## Task objective
Render the records from the first line through the line containing "Give me the", inclusive, as a Markdown table with the columns No. and Line, numbering each row and skipping blank lines. Leave the pictures out of the table.

[Start Data rows]

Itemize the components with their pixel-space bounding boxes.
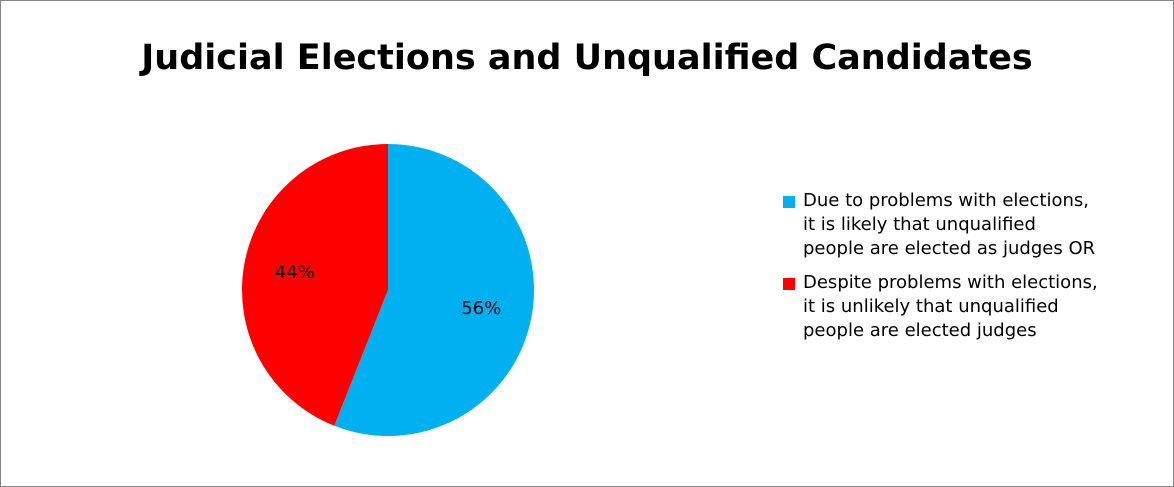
legend: Due to problems with elections, it is li… bbox=[783, 189, 1163, 353]
pie-label-unlikely: 44% bbox=[275, 262, 315, 283]
legend-label-likely-line-2: it is likely that unqualified bbox=[803, 214, 1036, 235]
legend-label-likely-line-1: Due to problems with elections, bbox=[803, 190, 1089, 211]
legend-item-likely: Due to problems with elections, it is li… bbox=[783, 189, 1163, 261]
legend-swatch-unlikely bbox=[783, 278, 795, 290]
pie-label-likely: 56% bbox=[461, 298, 501, 319]
legend-swatch-likely bbox=[783, 196, 795, 208]
legend-label-likely-line-3: people are elected as judges OR bbox=[803, 238, 1096, 259]
pie-slice-unlikely bbox=[241, 144, 388, 426]
legend-item-unlikely: Despite problems with elections, it is u… bbox=[783, 271, 1163, 343]
pie-slice-likely bbox=[334, 144, 534, 437]
chart-title: Judicial Elections and Unqualified Candi… bbox=[141, 38, 1033, 78]
legend-label-unlikely-line-2: it is unlikely that unqualified bbox=[803, 296, 1059, 317]
legend-label-unlikely-line-3: people are elected judges bbox=[803, 320, 1037, 341]
legend-label-unlikely-line-1: Despite problems with elections, bbox=[803, 272, 1098, 293]
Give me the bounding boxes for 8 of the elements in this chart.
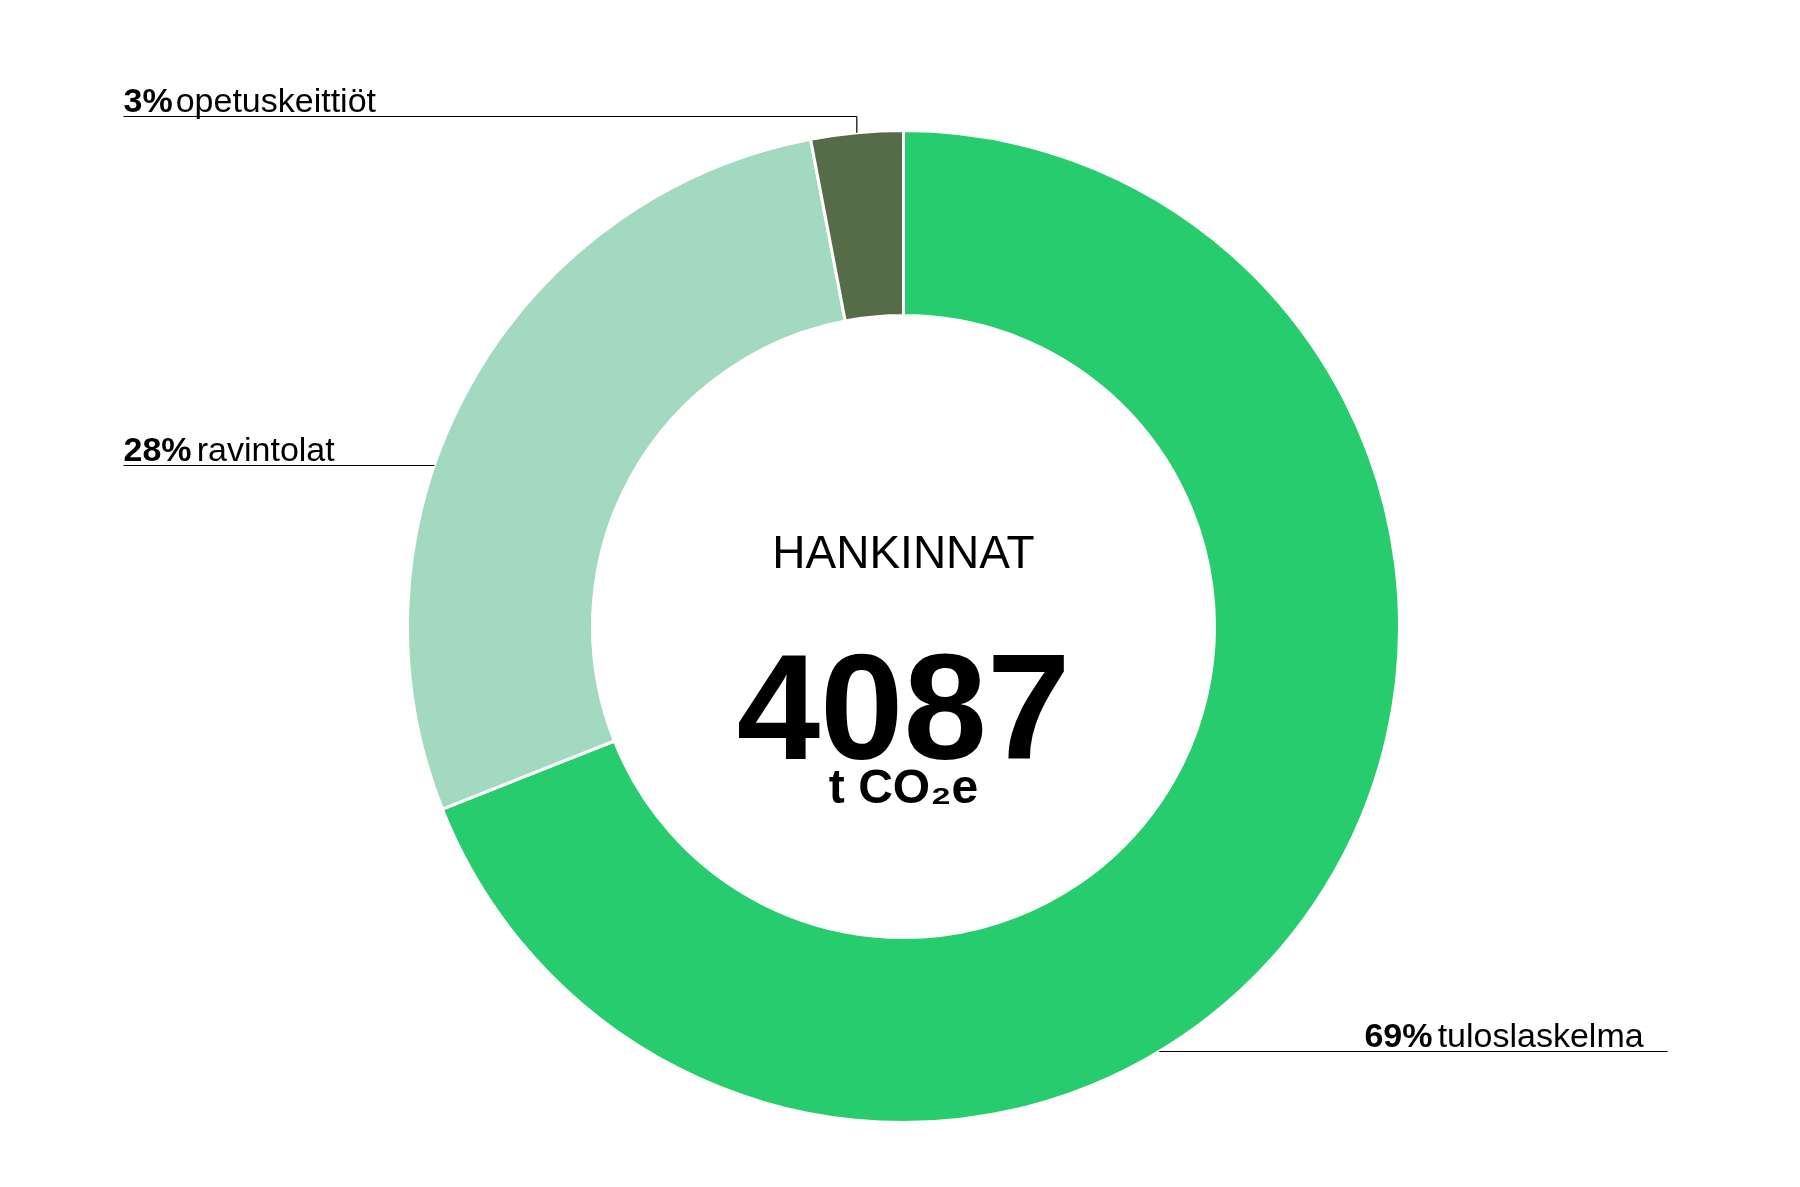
data-label: 3%: [123, 80, 173, 119]
slice-label: tuloslaskelma: [1437, 1015, 1644, 1054]
data-label: 28%: [123, 429, 192, 468]
slice-label: opetuskeittiöt: [175, 80, 377, 119]
text: HANKINNAT: [772, 525, 1035, 578]
text: t CO₂e: [828, 760, 979, 813]
slice-label: ravintolat: [196, 429, 336, 468]
data-label: 69%: [1364, 1015, 1433, 1054]
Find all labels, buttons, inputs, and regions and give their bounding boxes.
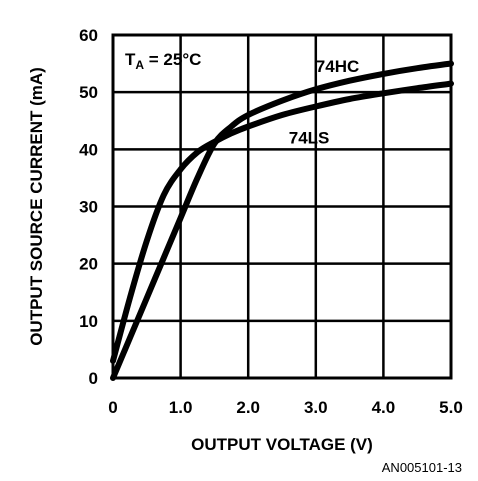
y-tick-label: 30 bbox=[79, 198, 98, 217]
y-tick-label: 60 bbox=[79, 26, 98, 45]
x-tick-label: 3.0 bbox=[304, 398, 328, 417]
x-tick-label: 5.0 bbox=[439, 398, 463, 417]
series-label-74hc: 74HC bbox=[316, 57, 359, 76]
y-tick-labels: 0 10 20 30 40 50 60 bbox=[79, 26, 98, 388]
x-axis-label: OUTPUT VOLTAGE (V) bbox=[191, 435, 373, 454]
x-tick-label: 2.0 bbox=[236, 398, 260, 417]
figure-id: AN005101-13 bbox=[382, 460, 462, 475]
x-tick-label: 0 bbox=[108, 398, 117, 417]
series-line-74hc bbox=[110, 60, 454, 381]
series-label-74ls: 74LS bbox=[289, 129, 330, 148]
x-tick-label: 4.0 bbox=[372, 398, 396, 417]
y-tick-label: 0 bbox=[89, 369, 98, 388]
y-tick-label: 20 bbox=[79, 255, 98, 274]
grid bbox=[113, 35, 451, 378]
temperature-annotation: TA = 25°C bbox=[125, 50, 201, 72]
y-tick-label: 40 bbox=[79, 140, 98, 159]
annotation-subscript: A bbox=[135, 58, 144, 72]
y-tick-label: 50 bbox=[79, 83, 98, 102]
y-axis-label: OUTPUT SOURCE CURRENT (mA) bbox=[27, 67, 46, 346]
series-layer bbox=[110, 60, 454, 381]
series-line-74ls bbox=[110, 80, 454, 364]
plot-frame bbox=[111, 33, 453, 380]
x-tick-labels: 0 1.0 2.0 3.0 4.0 5.0 bbox=[108, 398, 463, 417]
annotation-main: T bbox=[125, 50, 136, 69]
x-tick-label: 1.0 bbox=[169, 398, 193, 417]
y-tick-label: 10 bbox=[79, 312, 98, 331]
annotation-value: = 25°C bbox=[144, 50, 201, 69]
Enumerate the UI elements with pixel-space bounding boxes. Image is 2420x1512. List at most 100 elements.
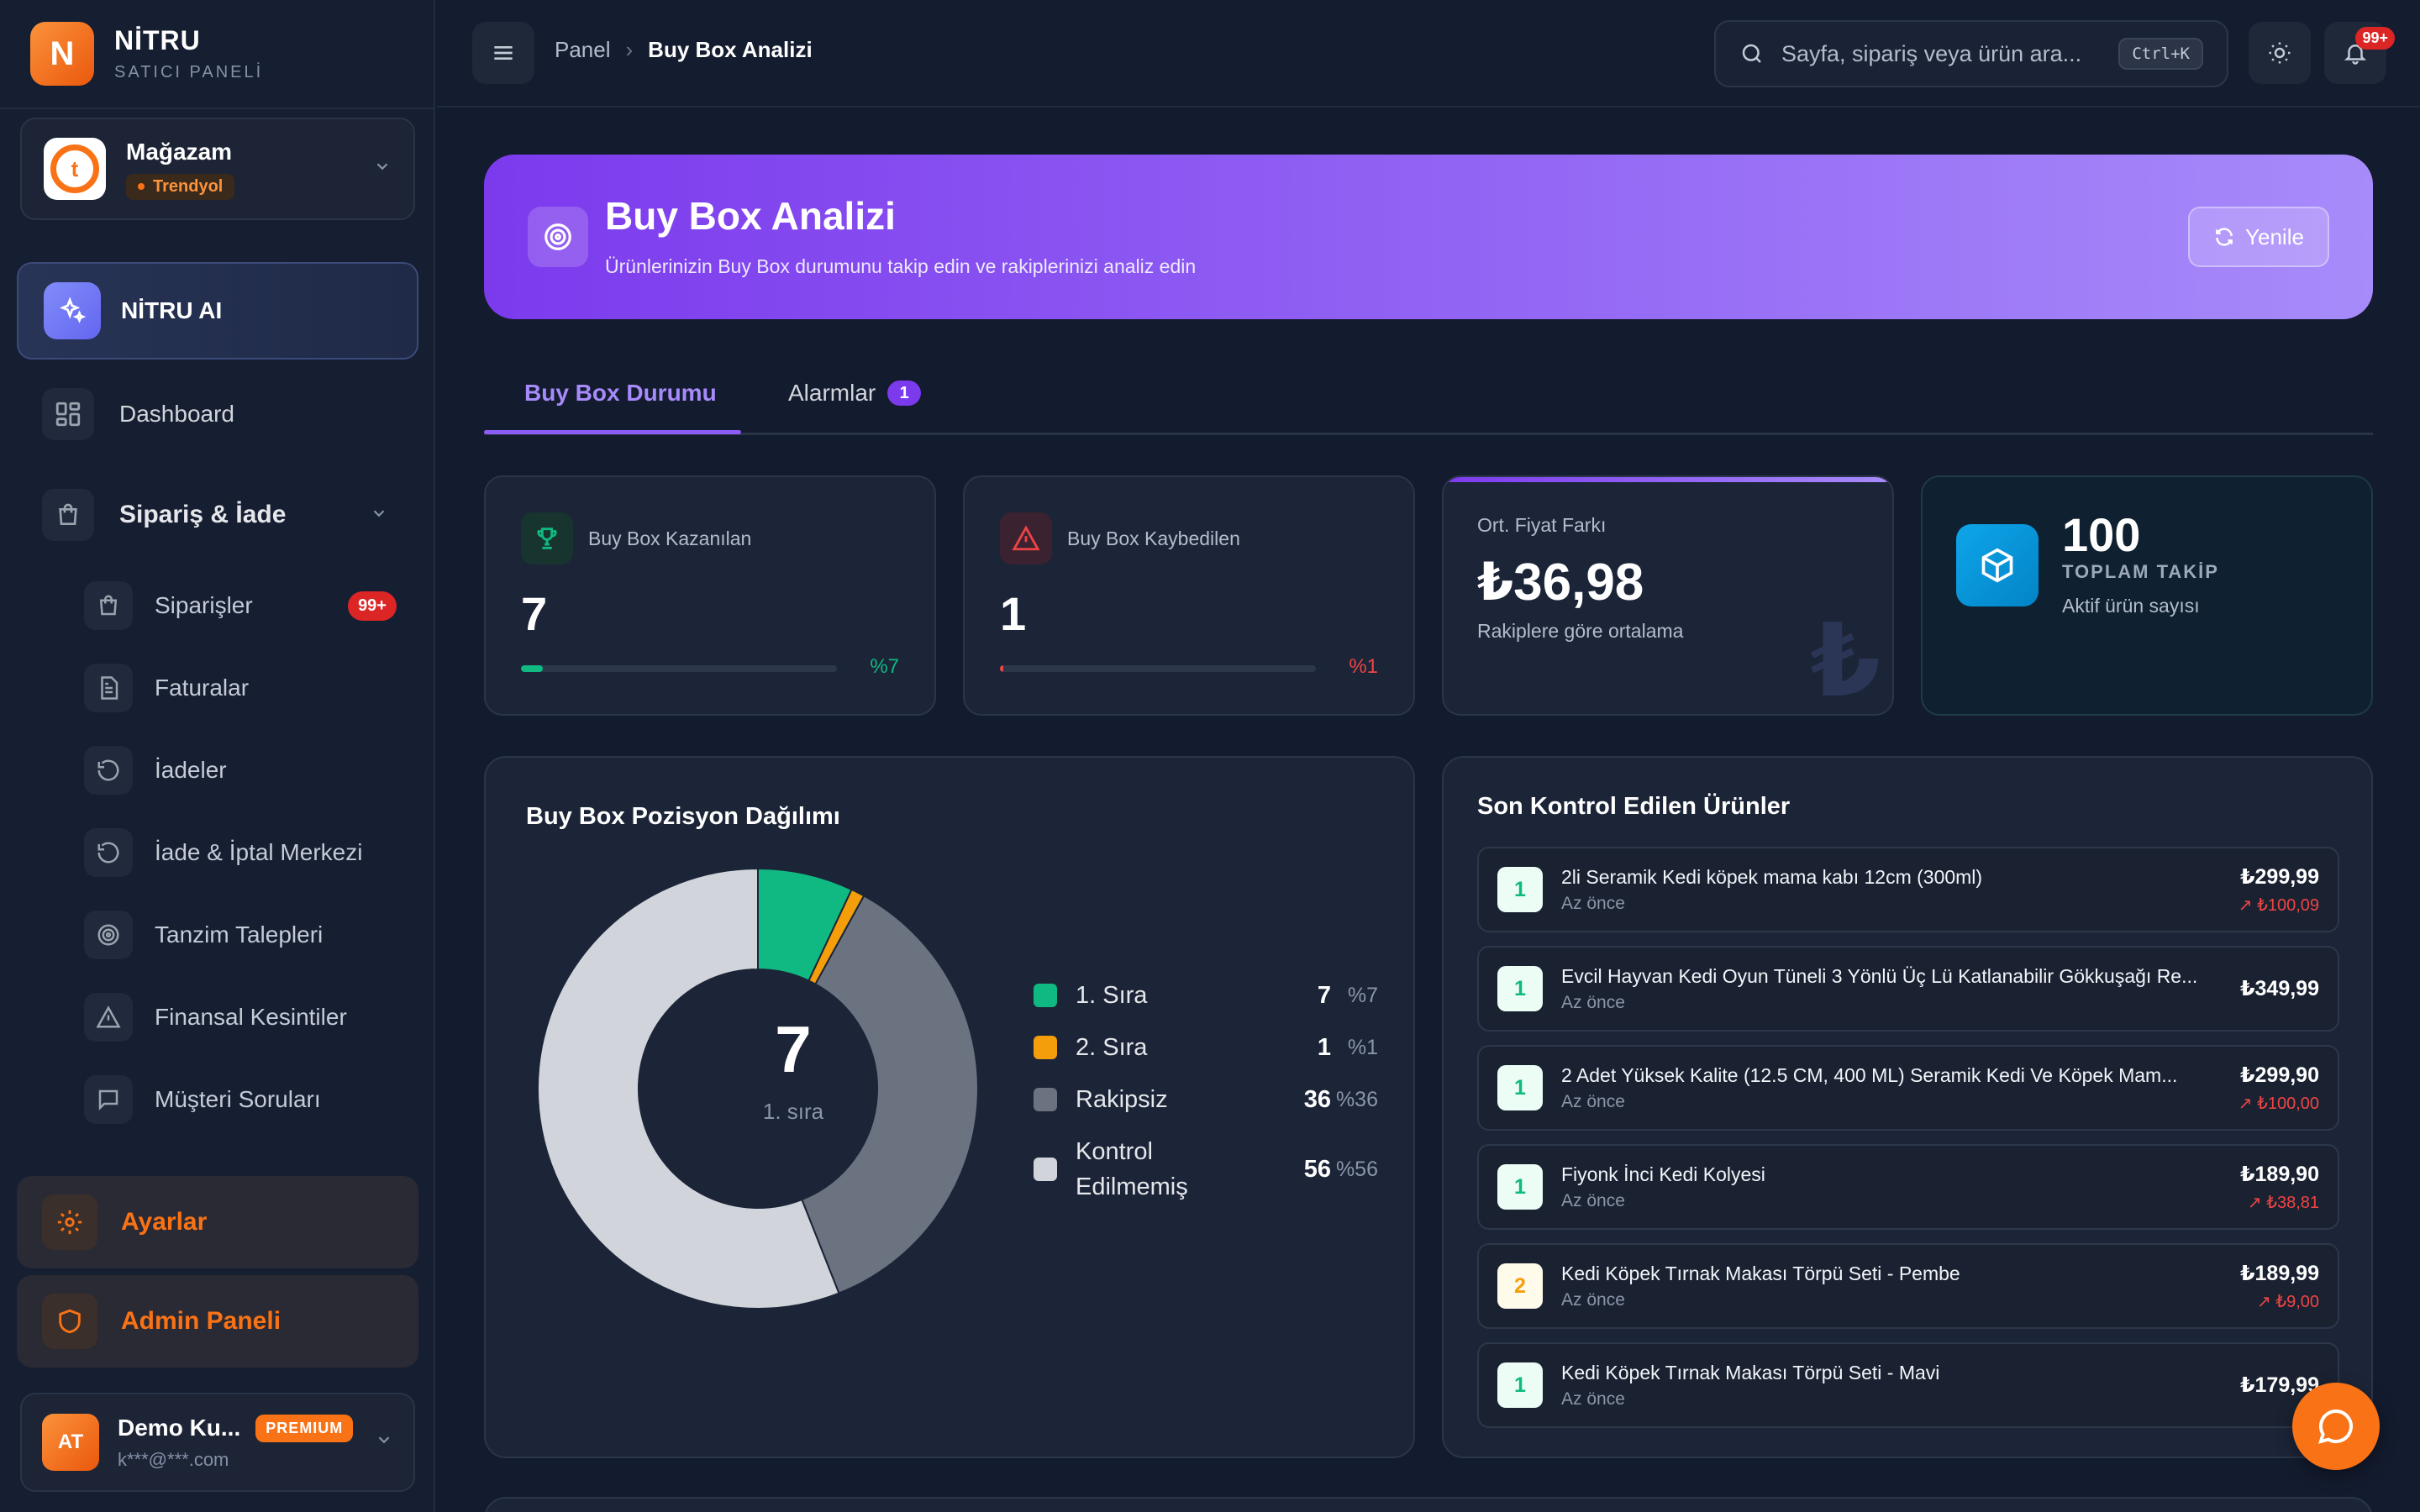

[End Data rows]

## Written answer
| No. | Line |
|---|---|
| 1 | Itemize the components with their pixel-space bounding boxes. |
| 2 | legend: Due to problems with elections, it is li… bbox=[783, 189, 1163, 353] |
| 3 | pie-label-unlikely: 44% bbox=[275, 262, 315, 283] |
| 4 | legend-label-likely-line-2: it is likely that unqualified bbox=[803, 214, 1036, 235] |
| 5 | legend-label-likely-line-1: Due to problems with elections, bbox=[803, 190, 1089, 211] |
| 6 | legend-item-likely: Due to problems with elections, it is li… bbox=[783, 189, 1163, 261] |
| 7 | legend-swatch-unlikely bbox=[783, 278, 795, 290] |
| 8 | pie-label-likely: 56% bbox=[461, 298, 501, 319] |
| 9 | legend-swatch-likely bbox=[783, 196, 795, 208] |
| 10 | legend-label-likely-line-3: people are elected as judges OR bbox=[803, 238, 1096, 259] |
| 11 | pie-slice-unlikely bbox=[241, 144, 388, 426] |
| 12 | legend-item-unlikely: Despite problems with elections, it is u… bbox=[783, 271, 1163, 343] |
| 13 | pie-slice-likely bbox=[334, 144, 534, 437] |
| 14 | chart-title: Judicial Elections and Unqualified Candi… bbox=[141, 38, 1033, 78] |
| 15 | legend-label-unlikely-line-2: it is unlikely that unqualified bbox=[803, 296, 1059, 317] |
| 16 | legend-label-unlikely-line-3: people are elected judges bbox=[803, 320, 1037, 341] |
| 17 | legend-label-unlikely-line-1: Despite problems with elections, bbox=[803, 272, 1098, 293] |
| 18 | Give me the bounding boxes for 8 of the elements in this chart. |